> _What the task asks_
Produce an exact copy of the lines from the line that contains "Enumerate this screenshot's" to the end of the listing below.

> _Task input_
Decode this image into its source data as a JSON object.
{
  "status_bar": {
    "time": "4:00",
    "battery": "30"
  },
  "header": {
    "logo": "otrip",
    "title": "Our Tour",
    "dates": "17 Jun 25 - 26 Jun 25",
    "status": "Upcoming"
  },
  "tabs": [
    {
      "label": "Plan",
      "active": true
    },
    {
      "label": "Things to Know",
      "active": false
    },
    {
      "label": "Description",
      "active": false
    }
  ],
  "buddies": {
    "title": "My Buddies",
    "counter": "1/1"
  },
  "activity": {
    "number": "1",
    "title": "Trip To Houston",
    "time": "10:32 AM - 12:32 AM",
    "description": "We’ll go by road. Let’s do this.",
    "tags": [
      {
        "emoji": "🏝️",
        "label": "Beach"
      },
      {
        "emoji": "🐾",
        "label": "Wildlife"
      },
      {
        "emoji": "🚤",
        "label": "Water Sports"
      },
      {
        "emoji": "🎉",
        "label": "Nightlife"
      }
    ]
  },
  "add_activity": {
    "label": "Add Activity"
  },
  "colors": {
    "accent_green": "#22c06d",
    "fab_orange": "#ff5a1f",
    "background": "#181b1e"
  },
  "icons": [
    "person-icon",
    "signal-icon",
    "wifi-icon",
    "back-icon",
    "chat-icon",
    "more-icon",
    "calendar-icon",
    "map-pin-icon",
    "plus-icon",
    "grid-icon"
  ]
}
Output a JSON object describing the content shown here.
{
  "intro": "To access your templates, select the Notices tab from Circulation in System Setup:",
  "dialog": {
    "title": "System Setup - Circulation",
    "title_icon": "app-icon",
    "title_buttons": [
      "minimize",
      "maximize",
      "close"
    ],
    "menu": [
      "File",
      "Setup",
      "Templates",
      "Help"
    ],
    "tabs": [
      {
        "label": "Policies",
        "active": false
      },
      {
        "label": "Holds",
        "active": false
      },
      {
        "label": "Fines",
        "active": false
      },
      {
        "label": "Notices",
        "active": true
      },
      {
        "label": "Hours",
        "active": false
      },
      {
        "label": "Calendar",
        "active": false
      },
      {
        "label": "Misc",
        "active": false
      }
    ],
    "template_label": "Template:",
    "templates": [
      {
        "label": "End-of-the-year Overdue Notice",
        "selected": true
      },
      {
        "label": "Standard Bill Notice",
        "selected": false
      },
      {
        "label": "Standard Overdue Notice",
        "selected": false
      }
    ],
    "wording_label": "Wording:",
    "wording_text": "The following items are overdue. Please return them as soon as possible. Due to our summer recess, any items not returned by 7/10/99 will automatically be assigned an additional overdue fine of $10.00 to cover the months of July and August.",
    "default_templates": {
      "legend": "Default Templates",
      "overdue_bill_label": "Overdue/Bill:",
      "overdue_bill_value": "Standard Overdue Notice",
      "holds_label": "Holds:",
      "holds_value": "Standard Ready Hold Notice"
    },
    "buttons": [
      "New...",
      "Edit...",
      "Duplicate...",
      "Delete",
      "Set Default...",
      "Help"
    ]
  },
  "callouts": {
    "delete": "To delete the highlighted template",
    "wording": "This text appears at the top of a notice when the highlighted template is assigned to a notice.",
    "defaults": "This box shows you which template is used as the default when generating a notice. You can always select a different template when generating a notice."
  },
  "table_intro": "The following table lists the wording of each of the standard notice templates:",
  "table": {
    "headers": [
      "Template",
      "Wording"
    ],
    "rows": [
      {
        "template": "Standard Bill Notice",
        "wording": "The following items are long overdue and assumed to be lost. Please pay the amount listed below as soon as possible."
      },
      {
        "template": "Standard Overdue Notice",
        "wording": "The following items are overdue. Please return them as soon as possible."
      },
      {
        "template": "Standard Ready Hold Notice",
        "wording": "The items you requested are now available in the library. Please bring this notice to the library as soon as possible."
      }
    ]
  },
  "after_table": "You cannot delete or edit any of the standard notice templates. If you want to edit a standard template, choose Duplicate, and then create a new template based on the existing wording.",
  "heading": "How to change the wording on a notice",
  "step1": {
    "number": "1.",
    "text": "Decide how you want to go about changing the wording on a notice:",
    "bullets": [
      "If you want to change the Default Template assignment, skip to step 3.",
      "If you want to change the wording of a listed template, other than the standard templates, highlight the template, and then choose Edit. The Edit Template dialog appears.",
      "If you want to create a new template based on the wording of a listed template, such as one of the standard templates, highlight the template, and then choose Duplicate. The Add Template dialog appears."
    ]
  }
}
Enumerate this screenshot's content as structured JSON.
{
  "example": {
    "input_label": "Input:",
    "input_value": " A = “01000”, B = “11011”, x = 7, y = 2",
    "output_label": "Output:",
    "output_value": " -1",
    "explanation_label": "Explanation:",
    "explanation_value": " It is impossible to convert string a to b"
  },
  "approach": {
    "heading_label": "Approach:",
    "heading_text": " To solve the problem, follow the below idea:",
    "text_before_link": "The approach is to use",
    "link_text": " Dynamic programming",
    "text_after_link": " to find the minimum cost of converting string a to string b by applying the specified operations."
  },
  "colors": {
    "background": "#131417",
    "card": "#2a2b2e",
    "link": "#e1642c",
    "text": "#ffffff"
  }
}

> _Solved exercise_
Enumerate this screenshot's content as structured JSON.
{
  "example": {
    "input_label": "Input:",
    "input_value": " A = “01000”, B = “11011”, x = 7, y = 2",
    "output_label": "Output:",
    "output_value": " -1",
    "explanation_label": "Explanation:",
    "explanation_value": " It is impossible to convert string a to b"
  },
  "approach": {
    "heading_label": "Approach:",
    "heading_text": " To solve the problem, follow the below idea:",
    "text_before_link": "The approach is to use",
    "link_text": " Dynamic programming",
    "text_after_link": " to find the minimum cost of converting string a to string b by applying the specified operations."
  },
  "colors": {
    "background": "#131417",
    "card": "#2a2b2e",
    "link": "#e1642c",
    "text": "#ffffff"
  }
}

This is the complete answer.